- [About this task] Among the entries below, find the lines with the word "Moms" and return them.

Stored items
········

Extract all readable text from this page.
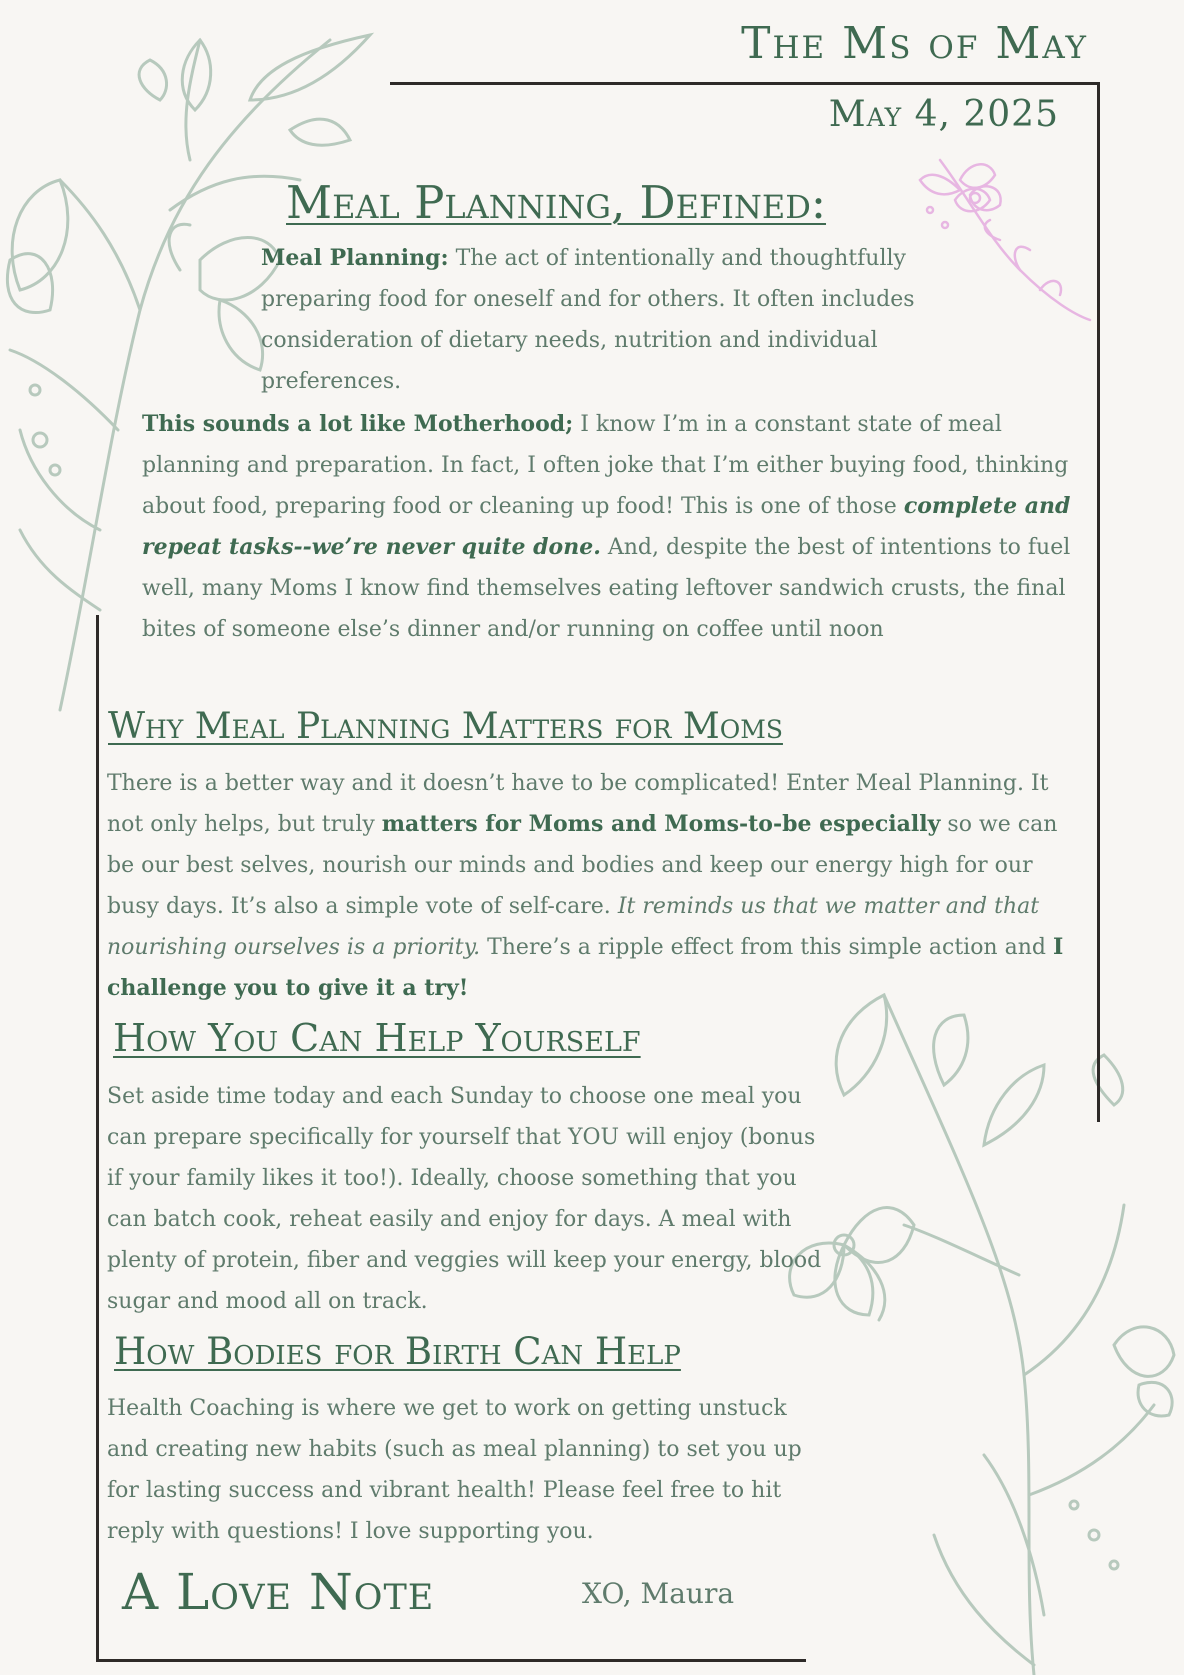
The Ms of May
May 4, 2025
Meal Planning, Defined:
Meal Planning: The act of intentionally and thoughtfully preparing food for oneself and for others. It often includes consideration of dietary needs, nutrition and individual preferences.
This sounds a lot like Motherhood; I know I’m in a constant state of meal planning and preparation. In fact, I often joke that I’m either buying food, thinking about food, preparing food or cleaning up food! This is one of those complete and repeat tasks--we’re never quite done. And, despite the best of intentions to fuel well, many Moms I know find themselves eating leftover sandwich crusts, the final bites of someone else’s dinner and/or running on coffee until noon
Why Meal Planning Matters for Moms
There is a better way and it doesn’t have to be complicated! Enter Meal Planning. It not only helps, but truly matters for Moms and Moms-to-be especially so we can be our best selves, nourish our minds and bodies and keep our energy high for our busy days. It’s also a simple vote of self-care. It reminds us that we matter and that nourishing ourselves is a priority. There’s a ripple effect from this simple action and I challenge you to give it a try!
How You Can Help Yourself
Set aside time today and each Sunday to choose one meal you can prepare specifically for yourself that YOU will enjoy (bonus if your family likes it too!). Ideally, choose something that you can batch cook, reheat easily and enjoy for days. A meal with plenty of protein, fiber and veggies will keep your energy, blood sugar and mood all on track.
How Bodies for Birth Can Help
Health Coaching is where we get to work on getting unstuck and creating new habits (such as meal planning) to set you up for lasting success and vibrant health! Please feel free to hit reply with questions! I love supporting you.
A Love Note	XO, Maura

········

- [Solution to this task]
This sounds a lot like Motherhood; I know I’m in a constant state of meal planning and preparation. In fact, I often joke that I’m either buying food, thinking about food, preparing food or cleaning up food! This is one of those complete and repeat tasks--we’re never quite done. And, despite the best of intentions to fuel well, many Moms I know find themselves eating leftover sandwich crusts, the final bites of someone else’s dinner and/or running on coffee until noon
Why Meal Planning Matters for Moms
There is a better way and it doesn’t have to be complicated! Enter Meal Planning. It not only helps, but truly matters for Moms and Moms-to-be especially so we can be our best selves, nourish our minds and bodies and keep our energy high for our busy days. It’s also a simple vote of self-care. It reminds us that we matter and that nourishing ourselves is a priority. There’s a ripple effect from this simple action and I challenge you to give it a try!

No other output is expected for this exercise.